**STATED TASK**
In the material below, find each line holding the string "omvormer" and copy it.

**DATA FOR THE TASK**
****************************************

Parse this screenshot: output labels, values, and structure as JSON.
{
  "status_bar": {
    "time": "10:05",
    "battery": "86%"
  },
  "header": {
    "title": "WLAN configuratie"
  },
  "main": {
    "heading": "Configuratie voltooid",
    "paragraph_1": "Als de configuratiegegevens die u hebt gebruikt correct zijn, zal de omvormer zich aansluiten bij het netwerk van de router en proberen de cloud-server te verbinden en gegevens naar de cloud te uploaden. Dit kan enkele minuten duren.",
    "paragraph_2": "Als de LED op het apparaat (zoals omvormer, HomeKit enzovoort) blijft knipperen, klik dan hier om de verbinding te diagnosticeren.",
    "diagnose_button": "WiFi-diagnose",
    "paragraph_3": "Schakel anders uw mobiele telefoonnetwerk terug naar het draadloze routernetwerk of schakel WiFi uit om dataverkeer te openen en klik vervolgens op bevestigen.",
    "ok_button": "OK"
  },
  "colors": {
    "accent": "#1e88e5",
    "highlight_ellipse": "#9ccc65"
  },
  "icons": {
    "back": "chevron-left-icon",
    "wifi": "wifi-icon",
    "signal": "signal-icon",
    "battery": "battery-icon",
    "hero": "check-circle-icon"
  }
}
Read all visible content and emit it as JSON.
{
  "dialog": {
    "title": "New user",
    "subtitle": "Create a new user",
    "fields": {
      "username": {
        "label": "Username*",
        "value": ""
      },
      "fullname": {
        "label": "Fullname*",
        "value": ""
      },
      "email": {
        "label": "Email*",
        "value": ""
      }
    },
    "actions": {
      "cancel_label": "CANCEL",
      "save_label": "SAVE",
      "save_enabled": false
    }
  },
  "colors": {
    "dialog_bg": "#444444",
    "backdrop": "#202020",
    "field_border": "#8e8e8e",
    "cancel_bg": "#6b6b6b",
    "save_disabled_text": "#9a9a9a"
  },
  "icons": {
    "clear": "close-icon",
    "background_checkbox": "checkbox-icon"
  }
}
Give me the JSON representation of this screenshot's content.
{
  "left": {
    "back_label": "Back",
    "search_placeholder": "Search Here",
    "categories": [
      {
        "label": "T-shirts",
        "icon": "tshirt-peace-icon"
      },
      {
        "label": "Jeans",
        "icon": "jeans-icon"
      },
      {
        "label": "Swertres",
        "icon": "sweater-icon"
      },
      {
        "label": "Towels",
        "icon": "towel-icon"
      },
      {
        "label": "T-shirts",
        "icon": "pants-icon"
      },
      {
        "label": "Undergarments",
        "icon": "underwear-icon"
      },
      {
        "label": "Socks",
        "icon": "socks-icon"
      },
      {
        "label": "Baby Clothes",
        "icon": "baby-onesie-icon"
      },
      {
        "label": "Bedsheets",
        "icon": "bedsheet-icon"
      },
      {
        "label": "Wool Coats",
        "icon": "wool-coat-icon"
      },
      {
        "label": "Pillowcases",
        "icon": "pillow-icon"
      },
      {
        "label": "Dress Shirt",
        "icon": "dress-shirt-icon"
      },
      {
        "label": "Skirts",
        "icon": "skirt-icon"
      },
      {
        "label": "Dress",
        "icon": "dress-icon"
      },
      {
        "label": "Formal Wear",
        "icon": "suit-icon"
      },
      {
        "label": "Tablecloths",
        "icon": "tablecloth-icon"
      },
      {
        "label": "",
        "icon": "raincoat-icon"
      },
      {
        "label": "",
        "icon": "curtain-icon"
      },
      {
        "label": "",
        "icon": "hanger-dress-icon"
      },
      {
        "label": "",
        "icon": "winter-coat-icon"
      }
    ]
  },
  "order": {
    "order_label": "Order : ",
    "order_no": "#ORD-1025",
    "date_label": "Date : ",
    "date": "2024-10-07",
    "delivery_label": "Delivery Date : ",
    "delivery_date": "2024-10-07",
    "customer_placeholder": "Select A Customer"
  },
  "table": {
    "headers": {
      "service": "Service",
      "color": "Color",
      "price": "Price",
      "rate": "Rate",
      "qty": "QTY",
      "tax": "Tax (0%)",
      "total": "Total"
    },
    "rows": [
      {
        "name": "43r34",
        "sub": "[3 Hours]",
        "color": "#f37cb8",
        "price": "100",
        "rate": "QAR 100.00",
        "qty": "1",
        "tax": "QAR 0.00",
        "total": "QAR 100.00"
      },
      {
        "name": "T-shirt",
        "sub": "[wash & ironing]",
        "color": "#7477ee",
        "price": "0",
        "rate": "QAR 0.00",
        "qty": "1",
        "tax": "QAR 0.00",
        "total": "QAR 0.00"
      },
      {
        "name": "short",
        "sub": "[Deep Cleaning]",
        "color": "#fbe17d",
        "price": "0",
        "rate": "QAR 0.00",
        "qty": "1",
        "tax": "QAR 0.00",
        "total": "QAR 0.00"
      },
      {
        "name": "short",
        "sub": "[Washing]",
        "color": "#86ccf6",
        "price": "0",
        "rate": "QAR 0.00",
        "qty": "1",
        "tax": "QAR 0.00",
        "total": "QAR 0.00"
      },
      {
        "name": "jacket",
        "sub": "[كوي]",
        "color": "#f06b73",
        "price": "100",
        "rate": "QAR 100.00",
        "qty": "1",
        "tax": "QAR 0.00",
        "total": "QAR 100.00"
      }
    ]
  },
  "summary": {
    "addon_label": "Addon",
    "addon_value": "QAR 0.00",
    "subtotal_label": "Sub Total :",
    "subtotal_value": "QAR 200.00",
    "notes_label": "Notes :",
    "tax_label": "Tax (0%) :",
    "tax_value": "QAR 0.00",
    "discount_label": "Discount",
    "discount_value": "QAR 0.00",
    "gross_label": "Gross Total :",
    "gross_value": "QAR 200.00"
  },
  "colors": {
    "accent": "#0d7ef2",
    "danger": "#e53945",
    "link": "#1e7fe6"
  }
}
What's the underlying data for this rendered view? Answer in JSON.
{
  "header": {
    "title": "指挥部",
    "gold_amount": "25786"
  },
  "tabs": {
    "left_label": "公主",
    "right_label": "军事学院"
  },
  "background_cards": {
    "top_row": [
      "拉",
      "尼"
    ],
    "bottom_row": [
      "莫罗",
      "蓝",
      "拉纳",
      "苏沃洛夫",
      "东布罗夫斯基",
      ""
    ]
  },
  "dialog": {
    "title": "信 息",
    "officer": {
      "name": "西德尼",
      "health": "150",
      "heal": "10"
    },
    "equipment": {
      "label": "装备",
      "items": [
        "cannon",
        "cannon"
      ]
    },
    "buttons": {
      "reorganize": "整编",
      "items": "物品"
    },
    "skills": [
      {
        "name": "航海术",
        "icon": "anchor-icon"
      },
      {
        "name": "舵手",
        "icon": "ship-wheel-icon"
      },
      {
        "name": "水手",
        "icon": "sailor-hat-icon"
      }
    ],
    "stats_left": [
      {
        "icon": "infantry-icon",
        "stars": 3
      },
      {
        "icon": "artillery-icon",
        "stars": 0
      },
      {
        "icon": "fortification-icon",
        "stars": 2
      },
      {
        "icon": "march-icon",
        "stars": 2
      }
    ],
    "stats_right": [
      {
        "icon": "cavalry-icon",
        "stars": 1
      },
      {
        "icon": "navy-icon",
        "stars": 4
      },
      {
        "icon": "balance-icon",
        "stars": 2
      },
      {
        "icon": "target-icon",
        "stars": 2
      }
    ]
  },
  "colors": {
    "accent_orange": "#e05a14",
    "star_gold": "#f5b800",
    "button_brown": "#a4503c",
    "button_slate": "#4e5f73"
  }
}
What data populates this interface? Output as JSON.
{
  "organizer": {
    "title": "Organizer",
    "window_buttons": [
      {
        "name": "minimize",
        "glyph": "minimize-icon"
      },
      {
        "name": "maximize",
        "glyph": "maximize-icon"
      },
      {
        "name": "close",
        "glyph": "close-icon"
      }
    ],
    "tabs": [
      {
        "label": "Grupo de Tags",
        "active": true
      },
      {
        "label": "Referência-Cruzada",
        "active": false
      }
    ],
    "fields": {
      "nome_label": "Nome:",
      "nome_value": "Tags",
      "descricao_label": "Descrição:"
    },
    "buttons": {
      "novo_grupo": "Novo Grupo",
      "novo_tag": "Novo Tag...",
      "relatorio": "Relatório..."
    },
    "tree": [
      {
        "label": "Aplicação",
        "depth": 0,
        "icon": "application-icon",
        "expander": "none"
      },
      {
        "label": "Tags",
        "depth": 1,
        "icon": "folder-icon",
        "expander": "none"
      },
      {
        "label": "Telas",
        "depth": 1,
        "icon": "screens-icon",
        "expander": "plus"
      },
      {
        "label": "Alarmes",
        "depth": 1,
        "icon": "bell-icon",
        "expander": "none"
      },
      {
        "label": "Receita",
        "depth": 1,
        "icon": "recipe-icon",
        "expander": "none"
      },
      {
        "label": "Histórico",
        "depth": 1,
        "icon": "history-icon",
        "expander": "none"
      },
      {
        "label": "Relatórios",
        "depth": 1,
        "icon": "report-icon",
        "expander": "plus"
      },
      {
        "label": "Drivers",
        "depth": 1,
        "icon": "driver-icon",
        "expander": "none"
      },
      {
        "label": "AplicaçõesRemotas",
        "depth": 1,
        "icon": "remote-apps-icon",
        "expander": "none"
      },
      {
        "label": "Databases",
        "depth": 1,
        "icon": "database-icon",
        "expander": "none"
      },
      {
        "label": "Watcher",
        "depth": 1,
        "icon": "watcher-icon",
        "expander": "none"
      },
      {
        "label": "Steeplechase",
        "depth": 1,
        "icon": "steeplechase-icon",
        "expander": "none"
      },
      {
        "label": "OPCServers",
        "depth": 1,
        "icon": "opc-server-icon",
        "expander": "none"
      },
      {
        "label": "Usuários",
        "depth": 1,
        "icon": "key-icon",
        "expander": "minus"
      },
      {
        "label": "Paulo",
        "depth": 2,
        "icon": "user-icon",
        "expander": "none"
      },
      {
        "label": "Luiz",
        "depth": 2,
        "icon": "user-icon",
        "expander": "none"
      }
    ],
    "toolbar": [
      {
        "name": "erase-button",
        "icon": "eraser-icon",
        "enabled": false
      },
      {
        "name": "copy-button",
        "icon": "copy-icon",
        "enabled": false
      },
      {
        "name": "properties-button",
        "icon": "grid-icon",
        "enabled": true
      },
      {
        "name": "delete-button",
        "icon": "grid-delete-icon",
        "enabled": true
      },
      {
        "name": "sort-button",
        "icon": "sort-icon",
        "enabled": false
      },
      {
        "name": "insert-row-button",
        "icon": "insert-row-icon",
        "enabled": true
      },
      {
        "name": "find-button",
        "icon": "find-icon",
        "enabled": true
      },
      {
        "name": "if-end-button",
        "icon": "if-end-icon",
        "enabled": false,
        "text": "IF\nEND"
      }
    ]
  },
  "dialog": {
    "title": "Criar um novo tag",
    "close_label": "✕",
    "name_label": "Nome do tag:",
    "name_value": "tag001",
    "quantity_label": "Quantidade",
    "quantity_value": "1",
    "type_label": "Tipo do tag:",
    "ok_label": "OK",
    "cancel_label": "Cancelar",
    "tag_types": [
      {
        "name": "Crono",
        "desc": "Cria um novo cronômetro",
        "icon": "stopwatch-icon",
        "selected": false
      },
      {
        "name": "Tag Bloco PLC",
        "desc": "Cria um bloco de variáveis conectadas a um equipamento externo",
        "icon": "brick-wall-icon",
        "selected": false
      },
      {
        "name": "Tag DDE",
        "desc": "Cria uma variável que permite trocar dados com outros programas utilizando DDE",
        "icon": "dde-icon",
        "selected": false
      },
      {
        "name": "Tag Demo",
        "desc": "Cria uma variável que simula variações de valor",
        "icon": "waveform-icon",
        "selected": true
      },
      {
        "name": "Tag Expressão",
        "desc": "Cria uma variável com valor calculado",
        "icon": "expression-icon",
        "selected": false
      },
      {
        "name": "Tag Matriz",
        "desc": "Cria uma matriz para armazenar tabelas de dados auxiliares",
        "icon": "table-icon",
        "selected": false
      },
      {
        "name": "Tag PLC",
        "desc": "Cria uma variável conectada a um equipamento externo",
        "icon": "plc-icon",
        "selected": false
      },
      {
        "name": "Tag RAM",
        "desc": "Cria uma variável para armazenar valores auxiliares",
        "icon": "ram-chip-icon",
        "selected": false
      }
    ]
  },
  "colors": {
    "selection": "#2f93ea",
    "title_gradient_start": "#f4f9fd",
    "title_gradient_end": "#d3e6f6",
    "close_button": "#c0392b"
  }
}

****************************************

**FULL SOLUTION**
    "paragraph_1": "Als de configuratiegegevens die u hebt gebruikt correct zijn, zal de omvormer zich aansluiten bij het netwerk van de router en proberen de cloud-server te verbinden en gegevens naar de cloud te uploaden. Dit kan enkele minuten duren.",
    "paragraph_2": "Als de LED op het apparaat (zoals omvormer, HomeKit enzovoort) blijft knipperen, klik dan hier om de verbinding te diagnosticeren.",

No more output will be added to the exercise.